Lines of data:
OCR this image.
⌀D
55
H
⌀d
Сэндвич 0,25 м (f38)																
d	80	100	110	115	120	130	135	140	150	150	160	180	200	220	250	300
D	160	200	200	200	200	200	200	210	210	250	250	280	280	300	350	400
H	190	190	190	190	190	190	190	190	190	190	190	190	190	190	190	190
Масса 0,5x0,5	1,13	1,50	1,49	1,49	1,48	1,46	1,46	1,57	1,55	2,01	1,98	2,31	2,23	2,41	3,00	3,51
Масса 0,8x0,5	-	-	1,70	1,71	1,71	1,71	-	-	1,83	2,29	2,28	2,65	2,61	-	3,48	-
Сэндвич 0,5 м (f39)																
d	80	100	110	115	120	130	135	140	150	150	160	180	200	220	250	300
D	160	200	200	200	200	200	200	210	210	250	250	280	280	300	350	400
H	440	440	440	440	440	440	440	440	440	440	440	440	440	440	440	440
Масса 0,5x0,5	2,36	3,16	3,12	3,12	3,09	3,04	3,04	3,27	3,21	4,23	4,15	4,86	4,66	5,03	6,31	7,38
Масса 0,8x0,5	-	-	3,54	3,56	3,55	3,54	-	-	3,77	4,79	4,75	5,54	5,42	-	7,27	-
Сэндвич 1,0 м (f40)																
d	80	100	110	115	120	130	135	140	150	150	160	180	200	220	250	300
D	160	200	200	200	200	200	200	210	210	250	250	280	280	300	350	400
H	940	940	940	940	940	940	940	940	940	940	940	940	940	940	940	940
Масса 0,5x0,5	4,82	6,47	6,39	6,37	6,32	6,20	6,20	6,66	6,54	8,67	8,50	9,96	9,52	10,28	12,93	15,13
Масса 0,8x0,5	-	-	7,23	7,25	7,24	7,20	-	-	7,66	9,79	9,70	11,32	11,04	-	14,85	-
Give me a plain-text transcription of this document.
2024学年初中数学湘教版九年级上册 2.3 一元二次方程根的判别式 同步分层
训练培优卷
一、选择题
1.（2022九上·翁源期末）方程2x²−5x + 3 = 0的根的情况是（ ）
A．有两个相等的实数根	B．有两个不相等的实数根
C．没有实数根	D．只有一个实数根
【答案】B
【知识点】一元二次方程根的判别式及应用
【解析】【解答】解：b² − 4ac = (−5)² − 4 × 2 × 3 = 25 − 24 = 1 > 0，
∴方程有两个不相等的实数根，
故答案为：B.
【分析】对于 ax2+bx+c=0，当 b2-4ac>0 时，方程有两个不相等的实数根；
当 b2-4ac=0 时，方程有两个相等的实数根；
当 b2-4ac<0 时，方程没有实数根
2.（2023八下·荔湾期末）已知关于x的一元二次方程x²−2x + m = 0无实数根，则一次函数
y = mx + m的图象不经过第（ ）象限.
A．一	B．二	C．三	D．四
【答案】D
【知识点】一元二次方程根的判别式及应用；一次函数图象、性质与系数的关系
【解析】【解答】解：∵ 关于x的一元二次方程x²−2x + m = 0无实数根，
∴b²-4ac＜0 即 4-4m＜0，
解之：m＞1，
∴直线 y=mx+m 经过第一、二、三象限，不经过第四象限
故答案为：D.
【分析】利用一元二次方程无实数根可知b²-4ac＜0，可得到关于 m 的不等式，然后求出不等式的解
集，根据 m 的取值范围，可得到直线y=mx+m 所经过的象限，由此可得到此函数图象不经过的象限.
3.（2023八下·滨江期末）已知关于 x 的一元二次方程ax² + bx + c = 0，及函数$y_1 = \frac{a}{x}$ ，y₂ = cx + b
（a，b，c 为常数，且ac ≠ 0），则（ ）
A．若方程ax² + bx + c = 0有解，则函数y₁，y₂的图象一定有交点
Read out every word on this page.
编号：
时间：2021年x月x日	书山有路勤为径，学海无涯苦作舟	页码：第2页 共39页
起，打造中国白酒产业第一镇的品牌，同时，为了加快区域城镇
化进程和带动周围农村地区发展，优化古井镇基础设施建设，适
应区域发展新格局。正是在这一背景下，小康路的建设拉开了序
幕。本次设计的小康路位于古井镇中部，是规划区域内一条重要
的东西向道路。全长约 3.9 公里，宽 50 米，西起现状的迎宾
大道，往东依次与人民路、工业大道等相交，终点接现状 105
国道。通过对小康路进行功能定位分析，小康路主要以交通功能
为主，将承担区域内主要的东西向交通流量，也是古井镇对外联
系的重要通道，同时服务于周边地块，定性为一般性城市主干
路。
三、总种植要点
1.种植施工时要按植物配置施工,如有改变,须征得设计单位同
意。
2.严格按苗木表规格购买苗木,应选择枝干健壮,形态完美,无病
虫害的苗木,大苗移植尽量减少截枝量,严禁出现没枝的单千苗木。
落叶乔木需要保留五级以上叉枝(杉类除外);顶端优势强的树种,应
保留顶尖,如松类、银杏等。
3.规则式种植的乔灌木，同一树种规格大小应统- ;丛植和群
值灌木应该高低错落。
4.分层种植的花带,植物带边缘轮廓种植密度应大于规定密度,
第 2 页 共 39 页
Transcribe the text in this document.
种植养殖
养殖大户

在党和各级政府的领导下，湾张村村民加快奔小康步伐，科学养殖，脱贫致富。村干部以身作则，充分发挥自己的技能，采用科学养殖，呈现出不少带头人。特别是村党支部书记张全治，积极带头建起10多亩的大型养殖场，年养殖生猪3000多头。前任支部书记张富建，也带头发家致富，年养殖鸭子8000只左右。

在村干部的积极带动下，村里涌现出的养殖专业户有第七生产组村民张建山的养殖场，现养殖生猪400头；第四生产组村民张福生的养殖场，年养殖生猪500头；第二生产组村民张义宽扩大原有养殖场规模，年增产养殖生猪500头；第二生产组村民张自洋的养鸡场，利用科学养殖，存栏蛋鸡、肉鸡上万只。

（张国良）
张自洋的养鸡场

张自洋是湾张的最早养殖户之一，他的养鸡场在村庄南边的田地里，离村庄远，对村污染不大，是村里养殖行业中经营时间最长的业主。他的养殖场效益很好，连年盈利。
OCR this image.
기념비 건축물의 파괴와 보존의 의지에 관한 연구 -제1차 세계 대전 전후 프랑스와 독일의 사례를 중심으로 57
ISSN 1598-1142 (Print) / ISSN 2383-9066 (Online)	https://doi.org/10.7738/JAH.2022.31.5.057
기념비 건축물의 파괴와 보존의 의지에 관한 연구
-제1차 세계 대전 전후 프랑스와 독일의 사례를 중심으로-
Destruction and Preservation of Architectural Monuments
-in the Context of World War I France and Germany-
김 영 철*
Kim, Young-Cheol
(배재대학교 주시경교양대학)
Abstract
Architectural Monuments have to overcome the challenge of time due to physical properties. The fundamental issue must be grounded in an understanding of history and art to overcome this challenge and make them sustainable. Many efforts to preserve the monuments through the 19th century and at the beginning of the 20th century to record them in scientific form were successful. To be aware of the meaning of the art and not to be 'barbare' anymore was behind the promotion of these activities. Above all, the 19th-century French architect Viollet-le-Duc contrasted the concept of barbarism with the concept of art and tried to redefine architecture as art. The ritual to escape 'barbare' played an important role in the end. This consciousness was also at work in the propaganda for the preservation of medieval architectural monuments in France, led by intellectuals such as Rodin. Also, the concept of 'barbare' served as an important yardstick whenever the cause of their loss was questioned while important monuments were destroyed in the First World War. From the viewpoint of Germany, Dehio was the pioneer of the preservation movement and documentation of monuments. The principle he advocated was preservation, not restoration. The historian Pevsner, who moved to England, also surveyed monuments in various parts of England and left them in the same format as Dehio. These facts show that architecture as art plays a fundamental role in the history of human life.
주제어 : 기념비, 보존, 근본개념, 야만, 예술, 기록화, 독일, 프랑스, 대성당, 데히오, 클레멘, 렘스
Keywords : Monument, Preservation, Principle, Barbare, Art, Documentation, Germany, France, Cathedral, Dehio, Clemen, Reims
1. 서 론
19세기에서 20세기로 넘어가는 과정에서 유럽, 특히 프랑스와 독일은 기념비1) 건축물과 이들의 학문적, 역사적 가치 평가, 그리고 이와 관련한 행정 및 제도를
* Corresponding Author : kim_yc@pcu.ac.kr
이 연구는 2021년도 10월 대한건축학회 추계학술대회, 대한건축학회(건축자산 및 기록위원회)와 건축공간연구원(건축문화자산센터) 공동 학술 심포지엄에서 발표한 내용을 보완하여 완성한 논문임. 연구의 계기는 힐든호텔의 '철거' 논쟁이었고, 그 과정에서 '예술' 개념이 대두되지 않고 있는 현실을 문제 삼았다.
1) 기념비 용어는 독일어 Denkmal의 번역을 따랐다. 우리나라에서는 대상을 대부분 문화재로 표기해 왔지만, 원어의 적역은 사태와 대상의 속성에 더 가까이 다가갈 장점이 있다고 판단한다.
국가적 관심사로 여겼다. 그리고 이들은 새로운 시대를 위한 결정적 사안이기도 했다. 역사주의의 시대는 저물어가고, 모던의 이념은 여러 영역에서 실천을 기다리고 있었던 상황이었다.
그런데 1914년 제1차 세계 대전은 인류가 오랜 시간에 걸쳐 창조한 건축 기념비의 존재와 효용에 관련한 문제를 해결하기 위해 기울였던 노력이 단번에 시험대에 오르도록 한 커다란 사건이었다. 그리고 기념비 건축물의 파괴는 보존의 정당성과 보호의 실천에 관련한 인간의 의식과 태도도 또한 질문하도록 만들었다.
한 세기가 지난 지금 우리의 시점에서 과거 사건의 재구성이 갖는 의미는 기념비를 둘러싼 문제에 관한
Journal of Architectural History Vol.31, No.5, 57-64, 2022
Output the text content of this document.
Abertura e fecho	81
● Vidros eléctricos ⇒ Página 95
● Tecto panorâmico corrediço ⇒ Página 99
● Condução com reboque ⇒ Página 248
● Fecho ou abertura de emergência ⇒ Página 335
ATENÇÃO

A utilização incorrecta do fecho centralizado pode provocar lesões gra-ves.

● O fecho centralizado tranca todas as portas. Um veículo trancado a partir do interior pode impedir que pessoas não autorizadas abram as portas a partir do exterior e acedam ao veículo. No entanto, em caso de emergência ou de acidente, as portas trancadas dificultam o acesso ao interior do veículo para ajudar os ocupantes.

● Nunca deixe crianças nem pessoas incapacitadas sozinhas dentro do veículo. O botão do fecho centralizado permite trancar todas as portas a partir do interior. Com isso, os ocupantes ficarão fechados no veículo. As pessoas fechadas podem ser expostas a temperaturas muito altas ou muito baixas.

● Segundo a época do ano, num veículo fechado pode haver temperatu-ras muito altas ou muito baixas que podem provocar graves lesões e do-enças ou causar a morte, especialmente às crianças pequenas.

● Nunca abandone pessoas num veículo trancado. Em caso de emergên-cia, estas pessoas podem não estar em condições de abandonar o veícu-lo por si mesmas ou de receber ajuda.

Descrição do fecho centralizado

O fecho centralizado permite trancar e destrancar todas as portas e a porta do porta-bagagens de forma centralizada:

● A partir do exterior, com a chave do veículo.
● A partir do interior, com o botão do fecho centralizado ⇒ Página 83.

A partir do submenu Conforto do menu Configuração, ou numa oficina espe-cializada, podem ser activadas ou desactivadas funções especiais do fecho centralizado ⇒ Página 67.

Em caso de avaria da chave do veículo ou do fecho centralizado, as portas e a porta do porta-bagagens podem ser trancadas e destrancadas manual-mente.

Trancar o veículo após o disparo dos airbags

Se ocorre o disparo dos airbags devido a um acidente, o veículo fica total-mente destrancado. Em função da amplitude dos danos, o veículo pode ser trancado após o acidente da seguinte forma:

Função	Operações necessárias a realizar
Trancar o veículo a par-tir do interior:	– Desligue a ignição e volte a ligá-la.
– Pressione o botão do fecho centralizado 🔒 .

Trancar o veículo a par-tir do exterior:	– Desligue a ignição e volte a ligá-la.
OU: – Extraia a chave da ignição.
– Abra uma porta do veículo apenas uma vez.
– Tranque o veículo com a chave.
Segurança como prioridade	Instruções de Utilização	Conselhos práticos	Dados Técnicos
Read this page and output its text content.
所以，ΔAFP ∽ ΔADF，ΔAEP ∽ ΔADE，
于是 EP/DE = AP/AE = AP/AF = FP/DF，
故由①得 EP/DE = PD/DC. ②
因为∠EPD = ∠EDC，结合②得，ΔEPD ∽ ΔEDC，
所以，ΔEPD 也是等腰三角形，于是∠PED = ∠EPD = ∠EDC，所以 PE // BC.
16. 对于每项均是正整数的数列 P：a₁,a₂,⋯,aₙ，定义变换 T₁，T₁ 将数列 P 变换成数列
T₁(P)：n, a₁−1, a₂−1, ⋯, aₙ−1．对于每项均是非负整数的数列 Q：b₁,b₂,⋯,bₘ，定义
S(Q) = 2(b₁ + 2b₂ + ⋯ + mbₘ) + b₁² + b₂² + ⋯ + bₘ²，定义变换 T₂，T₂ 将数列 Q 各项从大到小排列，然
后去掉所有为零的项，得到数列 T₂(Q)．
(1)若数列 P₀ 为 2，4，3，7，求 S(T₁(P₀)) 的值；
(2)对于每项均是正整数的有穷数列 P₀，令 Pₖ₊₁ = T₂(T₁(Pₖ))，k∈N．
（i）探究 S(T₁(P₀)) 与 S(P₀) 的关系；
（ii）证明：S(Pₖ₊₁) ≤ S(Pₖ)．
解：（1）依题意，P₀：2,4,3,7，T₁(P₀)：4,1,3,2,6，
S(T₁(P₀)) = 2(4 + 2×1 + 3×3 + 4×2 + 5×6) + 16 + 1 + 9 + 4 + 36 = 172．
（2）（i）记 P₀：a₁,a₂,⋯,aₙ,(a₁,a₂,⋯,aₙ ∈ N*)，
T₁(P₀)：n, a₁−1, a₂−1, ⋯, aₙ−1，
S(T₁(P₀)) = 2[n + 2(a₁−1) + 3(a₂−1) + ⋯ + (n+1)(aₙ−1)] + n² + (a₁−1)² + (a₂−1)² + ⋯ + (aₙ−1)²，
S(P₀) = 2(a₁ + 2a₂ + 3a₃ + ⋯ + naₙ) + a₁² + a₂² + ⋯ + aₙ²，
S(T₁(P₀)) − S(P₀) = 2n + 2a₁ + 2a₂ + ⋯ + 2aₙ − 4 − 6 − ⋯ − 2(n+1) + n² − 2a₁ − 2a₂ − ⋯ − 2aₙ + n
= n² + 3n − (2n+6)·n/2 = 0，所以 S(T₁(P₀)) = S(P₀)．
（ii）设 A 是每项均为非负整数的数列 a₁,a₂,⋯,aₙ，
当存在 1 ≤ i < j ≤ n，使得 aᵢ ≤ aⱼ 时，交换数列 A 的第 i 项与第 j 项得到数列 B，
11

THE TASK ::
Using the listing above, say how many of its lines contain the string "一元二次方程根的判别式及应用", giving nothing but the figure.

ANSWER IN FULL ::
2